**Selected excerpt**
■ ■ ■ ■ ■ ■ ■
The Architect DM: Progress in Your Game World

Have you ever noticed that in most published tabletop RPG material the towns, cities, and overall civilization are kind of stagnant? Now have you ever driven down a street or been to a building campus and wondered when they would STOP doing construction on it? Our real life towns, cities, and overall civilization are very rarely in a state of stillness. When do these people build their cottages, repair their castles, and dig their mines? What I’m talking about today is introducing an element to your D&D games and RPGs that is very near and dear to the general topics I discuss in this column: Construction!

I’m sure that some time in the games I’ve run I have introduced a town beseiged by monstrous invasions that still happened to have a perfectly intact castle and city walls. Even in my current campaign I haven’t introduced the element of construction very much, with the towns in relative stillness except when it comes to events that the PCs themselves are involved with. The majority of residents in most D&D settings are most likely farmers, and if there’s one thing that farmers rarely have it’s free time. That’s because they are always working on something around their farms and more often than not it involves building something new or repairing something existing. My encouragement with this post is for you to throw a little bit of progress into your game world!

Pushing the Boundaries

Adding an element of progress into your game world isn’t just some gimmick that I’m proposing for one adventure or one location. In reality it can actually be a great element to really spice up your game and introduce new plot elements that you may not have thought of before. If you’re designing a town or even a whole kingdom for your RPG, why not look at the surrounding areas and decide that the people are expanding in one direction (or all directions, especially for those pesky & ambitious humans)? When borders are pushed conflict will invariably follow, and where there’s conflict there’s instant plot for your game to build from.

You can go with the classic and probably over-used deforestation route, or you can just have the humans expanding their farms and building structures further and further out from the town. As the people push farther into the wilderness, maybe the goblins or other natural residents of the region begin to lash out, and you have an already integrated reason for those goblin encounters you were planning on having to begin with! In this way you don’t necessarily have to create new plot points, but you might be surprised how you can tie expansion and progress into the plots you’ve already developed for your campaign. At its root expansion/colonization is change, and change is the magic stuff that can spawn plot points and build good adventures.
■ ■ ■ ■ ■ ■ ■
[Source data]
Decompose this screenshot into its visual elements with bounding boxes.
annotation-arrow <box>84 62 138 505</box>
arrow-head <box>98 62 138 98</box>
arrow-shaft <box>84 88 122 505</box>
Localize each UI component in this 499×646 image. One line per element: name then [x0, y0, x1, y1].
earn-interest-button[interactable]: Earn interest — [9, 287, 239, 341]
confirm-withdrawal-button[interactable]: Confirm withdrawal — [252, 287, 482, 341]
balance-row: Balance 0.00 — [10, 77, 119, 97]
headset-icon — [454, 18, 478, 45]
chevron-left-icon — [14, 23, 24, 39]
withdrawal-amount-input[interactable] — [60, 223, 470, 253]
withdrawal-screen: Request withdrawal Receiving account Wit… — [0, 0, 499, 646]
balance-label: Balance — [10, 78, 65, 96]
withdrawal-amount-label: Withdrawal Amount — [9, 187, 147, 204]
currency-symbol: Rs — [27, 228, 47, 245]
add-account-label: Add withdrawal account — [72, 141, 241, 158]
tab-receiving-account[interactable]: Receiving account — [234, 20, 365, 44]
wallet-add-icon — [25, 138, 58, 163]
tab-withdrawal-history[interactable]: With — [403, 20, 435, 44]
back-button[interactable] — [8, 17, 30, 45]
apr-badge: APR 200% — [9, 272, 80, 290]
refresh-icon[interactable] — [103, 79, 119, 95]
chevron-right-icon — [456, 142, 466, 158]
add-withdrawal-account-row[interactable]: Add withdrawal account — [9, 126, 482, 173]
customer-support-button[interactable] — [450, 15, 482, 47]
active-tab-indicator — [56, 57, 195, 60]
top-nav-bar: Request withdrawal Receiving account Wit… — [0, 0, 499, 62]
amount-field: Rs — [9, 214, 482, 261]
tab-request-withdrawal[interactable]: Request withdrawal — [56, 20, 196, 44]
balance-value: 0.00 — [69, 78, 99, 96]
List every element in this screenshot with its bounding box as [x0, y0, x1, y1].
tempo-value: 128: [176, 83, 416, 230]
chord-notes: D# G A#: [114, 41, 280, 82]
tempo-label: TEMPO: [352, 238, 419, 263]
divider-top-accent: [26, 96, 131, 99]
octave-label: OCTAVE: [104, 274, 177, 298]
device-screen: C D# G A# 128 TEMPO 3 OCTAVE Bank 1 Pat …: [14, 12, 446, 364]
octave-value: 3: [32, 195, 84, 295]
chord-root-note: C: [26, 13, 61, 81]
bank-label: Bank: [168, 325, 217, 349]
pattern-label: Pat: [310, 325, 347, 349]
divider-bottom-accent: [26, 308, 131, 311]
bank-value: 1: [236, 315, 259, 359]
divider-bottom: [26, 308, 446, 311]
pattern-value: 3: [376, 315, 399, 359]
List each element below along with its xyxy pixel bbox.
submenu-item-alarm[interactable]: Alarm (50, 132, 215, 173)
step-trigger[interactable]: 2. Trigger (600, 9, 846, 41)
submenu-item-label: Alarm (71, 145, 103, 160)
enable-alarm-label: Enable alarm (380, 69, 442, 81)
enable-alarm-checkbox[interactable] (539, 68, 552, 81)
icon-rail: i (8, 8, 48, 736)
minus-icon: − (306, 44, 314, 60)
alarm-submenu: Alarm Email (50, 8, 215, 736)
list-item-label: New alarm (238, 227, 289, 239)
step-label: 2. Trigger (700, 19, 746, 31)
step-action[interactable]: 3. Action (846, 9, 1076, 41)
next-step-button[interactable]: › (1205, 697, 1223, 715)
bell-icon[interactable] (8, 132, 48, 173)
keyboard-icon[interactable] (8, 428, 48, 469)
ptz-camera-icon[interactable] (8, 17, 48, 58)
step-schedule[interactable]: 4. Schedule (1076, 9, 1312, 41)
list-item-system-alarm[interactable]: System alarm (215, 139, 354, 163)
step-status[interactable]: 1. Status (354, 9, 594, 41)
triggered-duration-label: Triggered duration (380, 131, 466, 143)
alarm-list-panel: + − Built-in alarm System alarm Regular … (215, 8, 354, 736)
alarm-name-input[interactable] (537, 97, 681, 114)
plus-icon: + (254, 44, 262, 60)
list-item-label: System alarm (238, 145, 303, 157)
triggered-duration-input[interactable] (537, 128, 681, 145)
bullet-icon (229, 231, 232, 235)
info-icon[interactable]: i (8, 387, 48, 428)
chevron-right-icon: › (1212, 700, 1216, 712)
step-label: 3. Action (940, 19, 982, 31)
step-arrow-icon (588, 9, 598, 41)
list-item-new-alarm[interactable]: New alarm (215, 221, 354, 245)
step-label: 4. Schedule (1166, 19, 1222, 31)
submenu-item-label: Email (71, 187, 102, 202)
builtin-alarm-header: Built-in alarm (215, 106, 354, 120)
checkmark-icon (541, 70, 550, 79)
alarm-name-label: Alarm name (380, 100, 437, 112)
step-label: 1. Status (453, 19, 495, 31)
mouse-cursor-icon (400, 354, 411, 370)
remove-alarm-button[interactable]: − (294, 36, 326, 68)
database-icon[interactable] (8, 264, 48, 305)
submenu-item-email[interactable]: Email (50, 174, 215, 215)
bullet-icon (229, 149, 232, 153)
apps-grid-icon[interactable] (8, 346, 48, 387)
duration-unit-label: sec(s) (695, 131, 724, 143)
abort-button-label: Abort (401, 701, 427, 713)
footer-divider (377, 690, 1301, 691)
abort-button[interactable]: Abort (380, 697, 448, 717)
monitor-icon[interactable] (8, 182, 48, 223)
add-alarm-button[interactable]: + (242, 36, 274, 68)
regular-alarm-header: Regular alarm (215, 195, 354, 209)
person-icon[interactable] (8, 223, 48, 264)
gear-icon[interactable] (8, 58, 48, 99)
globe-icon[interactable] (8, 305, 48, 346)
■ ■ ■ ■ ■ ■ ■
Rewrite the column's passage from "I’m sure that" up to and including "your game world!", replacing "castle" with "fortress". These entries were drawn from a separate source.

I’m sure that some time in the games I’ve run I have introduced a town beseiged by monstrous invasions that still happened to have a perfectly intact fortress and city walls. Even in my current campaign I haven’t introduced the element of construction very much, with the towns in relative stillness except when it comes to events that the PCs themselves are involved with. The majority of residents in most D&D settings are most likely farmers, and if there’s one thing that farmers rarely have it’s free time. That’s because they are always working on something around their farms and more often than not it involves building something new or repairing something existing. My encouragement with this post is for you to throw a little bit of progress into your game world!